* Task description *
In the listing below, pick out lines with "title".
........
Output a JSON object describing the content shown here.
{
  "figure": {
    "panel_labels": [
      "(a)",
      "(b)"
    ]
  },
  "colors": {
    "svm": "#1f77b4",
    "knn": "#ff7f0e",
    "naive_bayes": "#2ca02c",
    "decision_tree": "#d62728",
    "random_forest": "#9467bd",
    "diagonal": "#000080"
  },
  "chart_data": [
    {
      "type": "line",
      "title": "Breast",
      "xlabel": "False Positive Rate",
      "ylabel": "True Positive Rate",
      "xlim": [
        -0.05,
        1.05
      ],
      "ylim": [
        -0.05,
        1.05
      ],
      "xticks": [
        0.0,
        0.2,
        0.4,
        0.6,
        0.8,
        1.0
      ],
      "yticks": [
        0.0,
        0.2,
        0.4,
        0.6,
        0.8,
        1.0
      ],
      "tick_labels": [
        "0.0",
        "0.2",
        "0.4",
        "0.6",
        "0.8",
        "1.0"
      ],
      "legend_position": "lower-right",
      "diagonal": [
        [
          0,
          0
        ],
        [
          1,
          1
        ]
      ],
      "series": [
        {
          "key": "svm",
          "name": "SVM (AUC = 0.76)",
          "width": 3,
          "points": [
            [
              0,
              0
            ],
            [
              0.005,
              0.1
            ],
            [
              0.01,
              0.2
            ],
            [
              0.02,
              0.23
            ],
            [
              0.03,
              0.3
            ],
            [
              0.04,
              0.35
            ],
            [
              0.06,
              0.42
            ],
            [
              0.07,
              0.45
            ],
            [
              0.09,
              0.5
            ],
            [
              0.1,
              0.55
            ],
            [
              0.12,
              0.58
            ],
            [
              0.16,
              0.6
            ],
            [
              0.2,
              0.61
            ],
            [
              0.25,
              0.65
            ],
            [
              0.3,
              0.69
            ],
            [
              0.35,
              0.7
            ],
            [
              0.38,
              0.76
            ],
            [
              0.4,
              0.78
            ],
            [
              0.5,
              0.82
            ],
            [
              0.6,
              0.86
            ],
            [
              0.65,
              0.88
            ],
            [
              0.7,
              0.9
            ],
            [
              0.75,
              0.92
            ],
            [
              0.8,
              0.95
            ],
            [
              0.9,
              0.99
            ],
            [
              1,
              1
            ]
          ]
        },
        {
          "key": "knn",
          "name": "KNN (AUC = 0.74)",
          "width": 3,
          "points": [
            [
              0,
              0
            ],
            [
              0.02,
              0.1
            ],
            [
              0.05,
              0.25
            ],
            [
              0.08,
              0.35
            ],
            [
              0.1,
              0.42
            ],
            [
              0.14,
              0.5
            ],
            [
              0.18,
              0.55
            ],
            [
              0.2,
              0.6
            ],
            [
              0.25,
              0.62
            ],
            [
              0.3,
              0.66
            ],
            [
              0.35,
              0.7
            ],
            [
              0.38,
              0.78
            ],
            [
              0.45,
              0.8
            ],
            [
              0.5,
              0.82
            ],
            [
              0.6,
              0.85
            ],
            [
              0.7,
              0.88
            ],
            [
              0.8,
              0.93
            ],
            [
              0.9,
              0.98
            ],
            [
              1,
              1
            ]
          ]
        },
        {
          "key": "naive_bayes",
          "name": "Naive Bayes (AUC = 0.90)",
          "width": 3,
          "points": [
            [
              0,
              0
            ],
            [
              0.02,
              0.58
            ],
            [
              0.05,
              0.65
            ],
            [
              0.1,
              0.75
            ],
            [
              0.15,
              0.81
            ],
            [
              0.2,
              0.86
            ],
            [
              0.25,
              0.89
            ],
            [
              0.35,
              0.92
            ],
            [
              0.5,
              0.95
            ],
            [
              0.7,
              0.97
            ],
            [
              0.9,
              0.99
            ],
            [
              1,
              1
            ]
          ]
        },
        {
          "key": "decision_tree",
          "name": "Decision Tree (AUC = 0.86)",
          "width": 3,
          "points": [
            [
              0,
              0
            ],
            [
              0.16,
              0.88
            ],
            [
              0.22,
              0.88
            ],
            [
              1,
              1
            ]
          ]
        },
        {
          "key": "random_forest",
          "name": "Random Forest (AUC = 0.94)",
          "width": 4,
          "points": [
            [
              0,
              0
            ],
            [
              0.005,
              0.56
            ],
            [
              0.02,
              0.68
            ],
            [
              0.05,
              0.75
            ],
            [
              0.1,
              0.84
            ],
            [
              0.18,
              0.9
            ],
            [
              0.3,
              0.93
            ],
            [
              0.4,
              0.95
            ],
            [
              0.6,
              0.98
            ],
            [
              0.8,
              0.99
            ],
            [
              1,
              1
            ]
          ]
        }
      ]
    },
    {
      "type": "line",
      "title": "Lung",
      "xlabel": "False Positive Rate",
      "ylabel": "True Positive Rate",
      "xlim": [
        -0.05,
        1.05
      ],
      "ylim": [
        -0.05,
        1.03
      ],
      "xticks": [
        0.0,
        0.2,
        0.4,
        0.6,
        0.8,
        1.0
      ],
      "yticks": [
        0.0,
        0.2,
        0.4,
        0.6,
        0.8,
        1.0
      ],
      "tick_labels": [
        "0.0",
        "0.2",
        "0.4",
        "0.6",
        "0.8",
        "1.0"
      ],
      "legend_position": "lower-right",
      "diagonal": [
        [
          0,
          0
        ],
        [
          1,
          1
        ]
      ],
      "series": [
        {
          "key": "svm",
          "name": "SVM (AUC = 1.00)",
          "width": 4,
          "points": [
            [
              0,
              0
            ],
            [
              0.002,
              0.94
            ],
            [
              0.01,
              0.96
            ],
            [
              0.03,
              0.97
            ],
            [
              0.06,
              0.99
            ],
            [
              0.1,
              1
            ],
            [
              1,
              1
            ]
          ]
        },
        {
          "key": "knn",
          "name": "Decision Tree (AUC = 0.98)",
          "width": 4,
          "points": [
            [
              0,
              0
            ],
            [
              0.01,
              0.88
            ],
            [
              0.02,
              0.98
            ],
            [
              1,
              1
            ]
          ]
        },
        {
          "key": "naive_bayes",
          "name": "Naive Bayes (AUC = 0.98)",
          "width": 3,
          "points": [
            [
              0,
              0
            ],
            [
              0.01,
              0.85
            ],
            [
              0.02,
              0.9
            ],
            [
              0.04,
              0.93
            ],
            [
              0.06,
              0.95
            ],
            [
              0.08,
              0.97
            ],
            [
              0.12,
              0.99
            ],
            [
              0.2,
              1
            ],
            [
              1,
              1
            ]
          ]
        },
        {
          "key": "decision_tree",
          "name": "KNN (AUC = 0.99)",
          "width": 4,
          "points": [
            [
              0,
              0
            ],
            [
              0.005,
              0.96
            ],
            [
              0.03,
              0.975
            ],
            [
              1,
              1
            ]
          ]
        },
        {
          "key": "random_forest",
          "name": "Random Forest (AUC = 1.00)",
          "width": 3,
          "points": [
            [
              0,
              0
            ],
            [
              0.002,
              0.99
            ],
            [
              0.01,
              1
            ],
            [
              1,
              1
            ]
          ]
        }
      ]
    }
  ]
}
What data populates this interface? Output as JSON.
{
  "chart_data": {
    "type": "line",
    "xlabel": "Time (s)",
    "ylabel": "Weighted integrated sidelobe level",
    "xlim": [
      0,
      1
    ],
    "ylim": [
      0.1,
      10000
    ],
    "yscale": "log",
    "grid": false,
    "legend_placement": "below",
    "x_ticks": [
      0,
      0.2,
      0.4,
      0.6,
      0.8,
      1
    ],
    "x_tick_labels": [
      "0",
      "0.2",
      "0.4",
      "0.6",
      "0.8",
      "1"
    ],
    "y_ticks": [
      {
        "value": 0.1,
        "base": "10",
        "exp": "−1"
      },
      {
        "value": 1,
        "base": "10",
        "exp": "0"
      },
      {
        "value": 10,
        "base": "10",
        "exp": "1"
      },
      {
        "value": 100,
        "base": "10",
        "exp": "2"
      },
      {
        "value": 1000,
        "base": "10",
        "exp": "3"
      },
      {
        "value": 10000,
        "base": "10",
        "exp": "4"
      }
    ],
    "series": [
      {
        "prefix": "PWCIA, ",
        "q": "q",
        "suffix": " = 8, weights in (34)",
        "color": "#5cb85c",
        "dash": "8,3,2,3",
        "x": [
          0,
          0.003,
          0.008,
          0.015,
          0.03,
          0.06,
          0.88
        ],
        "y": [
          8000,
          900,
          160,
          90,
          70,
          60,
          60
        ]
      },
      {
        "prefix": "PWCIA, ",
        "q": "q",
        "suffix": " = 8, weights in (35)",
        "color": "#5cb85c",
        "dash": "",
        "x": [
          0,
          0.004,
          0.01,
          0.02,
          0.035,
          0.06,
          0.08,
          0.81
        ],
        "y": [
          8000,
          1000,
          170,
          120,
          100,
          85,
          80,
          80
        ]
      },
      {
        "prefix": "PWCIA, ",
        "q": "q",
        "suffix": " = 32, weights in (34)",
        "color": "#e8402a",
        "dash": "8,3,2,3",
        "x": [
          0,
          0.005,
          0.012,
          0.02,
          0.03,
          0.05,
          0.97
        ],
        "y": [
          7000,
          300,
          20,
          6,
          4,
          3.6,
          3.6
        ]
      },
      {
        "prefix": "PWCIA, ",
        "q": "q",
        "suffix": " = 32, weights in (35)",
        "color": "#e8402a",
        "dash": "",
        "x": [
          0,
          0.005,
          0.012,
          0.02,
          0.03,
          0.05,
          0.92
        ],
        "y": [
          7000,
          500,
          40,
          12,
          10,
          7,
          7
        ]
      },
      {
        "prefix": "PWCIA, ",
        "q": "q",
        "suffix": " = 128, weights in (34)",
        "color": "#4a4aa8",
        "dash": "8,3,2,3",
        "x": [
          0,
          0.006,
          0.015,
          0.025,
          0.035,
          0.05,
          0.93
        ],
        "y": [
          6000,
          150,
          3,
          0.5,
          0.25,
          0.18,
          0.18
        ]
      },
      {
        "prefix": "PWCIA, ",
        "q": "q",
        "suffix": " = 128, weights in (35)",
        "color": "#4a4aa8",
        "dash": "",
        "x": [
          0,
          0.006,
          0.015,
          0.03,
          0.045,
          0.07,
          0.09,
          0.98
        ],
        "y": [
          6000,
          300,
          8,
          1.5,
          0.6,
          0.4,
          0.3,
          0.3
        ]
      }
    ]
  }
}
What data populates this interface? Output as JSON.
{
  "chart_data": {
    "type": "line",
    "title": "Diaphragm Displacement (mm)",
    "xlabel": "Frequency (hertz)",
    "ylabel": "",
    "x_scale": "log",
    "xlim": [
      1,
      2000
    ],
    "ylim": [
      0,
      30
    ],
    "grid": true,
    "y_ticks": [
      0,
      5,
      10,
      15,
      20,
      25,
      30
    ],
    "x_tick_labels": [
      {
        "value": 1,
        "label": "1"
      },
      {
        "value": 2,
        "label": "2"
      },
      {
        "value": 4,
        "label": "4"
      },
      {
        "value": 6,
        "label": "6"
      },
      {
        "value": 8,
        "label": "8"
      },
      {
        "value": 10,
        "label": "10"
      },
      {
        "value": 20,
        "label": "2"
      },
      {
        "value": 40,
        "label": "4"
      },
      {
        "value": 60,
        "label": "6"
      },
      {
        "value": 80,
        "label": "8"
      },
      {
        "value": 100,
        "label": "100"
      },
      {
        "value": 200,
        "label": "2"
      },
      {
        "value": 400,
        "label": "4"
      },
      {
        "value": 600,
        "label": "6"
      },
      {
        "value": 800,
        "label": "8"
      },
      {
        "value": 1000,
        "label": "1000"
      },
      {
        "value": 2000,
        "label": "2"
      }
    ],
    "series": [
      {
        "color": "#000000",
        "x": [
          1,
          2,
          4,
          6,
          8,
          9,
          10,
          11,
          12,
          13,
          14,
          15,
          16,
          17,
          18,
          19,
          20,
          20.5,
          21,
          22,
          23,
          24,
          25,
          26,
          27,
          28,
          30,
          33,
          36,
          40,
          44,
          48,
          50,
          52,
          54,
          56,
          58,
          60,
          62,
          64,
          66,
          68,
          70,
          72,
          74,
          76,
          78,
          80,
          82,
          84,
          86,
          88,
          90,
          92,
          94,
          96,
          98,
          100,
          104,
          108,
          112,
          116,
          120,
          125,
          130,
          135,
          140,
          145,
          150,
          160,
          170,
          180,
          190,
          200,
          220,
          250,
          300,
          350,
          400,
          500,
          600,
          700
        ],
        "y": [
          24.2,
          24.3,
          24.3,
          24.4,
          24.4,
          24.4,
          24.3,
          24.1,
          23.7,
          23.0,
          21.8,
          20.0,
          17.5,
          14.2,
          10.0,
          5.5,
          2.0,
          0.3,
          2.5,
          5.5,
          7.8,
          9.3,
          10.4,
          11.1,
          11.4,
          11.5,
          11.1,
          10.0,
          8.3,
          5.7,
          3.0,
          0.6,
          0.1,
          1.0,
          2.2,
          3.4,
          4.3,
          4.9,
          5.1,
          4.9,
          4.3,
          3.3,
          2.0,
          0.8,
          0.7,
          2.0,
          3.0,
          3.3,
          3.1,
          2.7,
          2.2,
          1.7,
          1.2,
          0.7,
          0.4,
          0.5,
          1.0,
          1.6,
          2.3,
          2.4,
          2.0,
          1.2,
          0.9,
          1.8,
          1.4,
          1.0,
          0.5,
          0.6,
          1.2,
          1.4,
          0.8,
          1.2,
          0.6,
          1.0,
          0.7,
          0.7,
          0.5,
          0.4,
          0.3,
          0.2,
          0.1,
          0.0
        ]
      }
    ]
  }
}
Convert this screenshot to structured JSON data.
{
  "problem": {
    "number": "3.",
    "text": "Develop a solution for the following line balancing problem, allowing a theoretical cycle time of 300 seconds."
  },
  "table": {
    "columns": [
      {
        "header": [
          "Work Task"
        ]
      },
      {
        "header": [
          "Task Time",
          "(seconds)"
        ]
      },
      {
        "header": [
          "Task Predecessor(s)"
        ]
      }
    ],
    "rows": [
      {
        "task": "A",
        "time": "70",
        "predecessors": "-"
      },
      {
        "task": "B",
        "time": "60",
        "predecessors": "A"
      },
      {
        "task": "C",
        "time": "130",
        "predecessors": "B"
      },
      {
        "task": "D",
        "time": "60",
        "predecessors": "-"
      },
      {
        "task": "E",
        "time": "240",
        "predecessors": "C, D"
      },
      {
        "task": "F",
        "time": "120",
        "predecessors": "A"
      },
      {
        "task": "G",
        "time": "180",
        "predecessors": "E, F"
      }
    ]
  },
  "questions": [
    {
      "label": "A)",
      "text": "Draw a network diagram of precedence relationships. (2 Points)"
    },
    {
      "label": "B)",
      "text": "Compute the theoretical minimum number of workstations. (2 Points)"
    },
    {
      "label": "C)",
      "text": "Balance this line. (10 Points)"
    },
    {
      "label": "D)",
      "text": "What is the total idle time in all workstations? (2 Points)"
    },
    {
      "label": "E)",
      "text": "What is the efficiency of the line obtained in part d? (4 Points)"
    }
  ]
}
........
* Exercise result *
      "title": "Breast",
      "title": "Lung",
    "title": "Diaphragm Displacement (mm)",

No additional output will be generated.